*TASK BRIEF*. Show every line that has the string "Vidaurri" in it.

*RECORDS SHOWN*.

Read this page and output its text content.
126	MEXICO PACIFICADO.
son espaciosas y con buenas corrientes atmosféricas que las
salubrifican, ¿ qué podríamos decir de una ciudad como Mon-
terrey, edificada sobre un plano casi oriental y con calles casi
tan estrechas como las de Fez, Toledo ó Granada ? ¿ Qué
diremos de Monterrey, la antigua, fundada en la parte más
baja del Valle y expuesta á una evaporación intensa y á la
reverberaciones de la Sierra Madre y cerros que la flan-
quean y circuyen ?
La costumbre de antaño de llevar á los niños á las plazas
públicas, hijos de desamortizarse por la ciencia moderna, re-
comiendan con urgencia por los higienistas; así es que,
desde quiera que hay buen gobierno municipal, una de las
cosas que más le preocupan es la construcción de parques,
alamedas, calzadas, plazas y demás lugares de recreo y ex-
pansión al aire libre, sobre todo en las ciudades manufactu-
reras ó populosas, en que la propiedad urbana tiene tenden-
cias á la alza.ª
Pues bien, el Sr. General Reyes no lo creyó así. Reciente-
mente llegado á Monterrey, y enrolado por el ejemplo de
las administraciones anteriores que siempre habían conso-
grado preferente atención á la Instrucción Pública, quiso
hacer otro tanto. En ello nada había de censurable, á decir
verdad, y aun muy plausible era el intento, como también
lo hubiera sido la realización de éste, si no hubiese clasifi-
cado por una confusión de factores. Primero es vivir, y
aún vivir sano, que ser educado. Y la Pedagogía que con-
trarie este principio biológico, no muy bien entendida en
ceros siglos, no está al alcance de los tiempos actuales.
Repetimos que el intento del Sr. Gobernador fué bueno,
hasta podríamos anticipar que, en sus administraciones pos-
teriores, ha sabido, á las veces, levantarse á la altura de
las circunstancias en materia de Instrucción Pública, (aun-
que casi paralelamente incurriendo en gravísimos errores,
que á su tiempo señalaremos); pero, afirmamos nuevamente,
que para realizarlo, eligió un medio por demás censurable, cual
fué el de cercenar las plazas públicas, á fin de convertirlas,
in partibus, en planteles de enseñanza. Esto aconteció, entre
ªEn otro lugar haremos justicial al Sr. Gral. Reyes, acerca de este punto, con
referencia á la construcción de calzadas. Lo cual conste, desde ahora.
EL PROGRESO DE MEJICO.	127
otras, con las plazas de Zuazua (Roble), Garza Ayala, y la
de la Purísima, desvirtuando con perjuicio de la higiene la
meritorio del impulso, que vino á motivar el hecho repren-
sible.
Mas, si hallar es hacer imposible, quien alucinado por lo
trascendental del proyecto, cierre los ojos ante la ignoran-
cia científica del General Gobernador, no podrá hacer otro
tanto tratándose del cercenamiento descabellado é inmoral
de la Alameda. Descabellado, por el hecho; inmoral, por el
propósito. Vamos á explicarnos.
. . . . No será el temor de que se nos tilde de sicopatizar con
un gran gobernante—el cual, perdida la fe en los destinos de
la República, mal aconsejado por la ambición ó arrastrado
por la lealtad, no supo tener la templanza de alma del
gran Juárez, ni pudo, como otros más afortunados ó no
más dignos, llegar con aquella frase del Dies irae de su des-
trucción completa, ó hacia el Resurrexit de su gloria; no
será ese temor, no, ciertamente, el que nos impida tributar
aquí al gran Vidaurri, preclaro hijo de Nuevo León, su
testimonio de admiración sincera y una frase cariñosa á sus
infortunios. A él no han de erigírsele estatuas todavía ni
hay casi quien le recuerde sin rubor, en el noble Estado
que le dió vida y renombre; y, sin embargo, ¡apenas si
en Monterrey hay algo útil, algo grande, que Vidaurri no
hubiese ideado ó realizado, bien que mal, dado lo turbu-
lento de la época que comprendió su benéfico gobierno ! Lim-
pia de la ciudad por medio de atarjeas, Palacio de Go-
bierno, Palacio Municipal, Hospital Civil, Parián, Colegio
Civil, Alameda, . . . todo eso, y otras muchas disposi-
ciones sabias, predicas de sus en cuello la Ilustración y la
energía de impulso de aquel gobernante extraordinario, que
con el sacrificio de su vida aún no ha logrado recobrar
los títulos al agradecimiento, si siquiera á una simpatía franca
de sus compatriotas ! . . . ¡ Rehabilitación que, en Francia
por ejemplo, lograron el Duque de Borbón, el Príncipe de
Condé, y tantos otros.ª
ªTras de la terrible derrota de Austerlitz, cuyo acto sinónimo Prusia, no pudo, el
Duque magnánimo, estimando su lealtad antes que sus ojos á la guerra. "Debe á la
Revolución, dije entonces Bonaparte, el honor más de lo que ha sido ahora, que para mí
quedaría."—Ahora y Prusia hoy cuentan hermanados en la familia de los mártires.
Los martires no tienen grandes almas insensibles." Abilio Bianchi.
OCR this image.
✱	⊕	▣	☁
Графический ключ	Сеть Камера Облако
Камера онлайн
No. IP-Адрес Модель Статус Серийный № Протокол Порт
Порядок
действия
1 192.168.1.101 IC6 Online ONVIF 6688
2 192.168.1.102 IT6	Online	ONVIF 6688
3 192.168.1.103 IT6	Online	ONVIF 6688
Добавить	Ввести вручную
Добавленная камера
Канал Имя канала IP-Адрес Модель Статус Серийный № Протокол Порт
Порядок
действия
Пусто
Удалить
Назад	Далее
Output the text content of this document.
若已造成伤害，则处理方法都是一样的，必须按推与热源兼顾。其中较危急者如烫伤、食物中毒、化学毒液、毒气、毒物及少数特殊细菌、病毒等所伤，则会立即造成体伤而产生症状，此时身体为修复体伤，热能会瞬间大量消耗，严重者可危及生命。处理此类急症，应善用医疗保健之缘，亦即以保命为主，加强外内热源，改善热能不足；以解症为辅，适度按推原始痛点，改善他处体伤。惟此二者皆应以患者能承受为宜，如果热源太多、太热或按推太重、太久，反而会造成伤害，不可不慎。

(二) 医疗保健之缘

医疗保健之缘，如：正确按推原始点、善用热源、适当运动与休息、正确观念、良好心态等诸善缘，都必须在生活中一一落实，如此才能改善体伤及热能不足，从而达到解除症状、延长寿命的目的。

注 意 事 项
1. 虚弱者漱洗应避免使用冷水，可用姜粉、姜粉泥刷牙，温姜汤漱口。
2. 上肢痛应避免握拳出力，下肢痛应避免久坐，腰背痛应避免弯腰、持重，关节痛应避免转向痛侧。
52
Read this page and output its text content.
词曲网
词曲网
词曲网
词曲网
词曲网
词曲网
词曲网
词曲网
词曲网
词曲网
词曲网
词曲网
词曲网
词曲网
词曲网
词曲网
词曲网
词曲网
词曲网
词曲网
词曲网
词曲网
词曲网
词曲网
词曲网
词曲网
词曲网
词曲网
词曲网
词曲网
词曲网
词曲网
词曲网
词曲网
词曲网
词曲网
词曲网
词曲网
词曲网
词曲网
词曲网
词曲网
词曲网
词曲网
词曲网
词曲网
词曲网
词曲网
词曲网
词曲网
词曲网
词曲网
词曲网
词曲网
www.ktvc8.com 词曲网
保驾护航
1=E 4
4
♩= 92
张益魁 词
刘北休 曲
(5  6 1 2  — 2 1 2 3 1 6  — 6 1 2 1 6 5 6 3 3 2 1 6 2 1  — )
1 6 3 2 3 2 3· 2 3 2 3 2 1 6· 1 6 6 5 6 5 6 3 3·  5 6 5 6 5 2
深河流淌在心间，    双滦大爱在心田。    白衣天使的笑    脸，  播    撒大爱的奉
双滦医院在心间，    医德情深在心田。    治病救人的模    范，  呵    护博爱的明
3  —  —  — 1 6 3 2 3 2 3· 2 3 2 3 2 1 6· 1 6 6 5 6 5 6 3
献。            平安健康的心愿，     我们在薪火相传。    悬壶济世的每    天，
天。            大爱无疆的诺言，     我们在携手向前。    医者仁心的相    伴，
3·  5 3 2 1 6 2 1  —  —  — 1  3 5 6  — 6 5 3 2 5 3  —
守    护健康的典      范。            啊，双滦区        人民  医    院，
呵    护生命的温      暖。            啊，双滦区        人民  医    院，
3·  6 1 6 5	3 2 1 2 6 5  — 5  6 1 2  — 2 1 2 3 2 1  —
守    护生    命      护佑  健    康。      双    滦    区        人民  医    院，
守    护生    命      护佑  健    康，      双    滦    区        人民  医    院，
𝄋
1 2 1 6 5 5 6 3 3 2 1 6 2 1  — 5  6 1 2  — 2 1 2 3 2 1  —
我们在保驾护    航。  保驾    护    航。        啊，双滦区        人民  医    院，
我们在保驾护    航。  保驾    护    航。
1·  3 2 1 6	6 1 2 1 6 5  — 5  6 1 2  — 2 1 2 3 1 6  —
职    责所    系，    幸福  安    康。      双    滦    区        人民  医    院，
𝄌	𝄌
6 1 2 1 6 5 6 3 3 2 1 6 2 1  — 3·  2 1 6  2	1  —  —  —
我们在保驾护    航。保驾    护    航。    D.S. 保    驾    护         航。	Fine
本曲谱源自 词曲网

*CORRECT ANSWER*.
aquí al gran Vidaurri, preclaro hijo de Nuevo León, su
en Monterrey hay algo útil, algo grande, que Vidaurri no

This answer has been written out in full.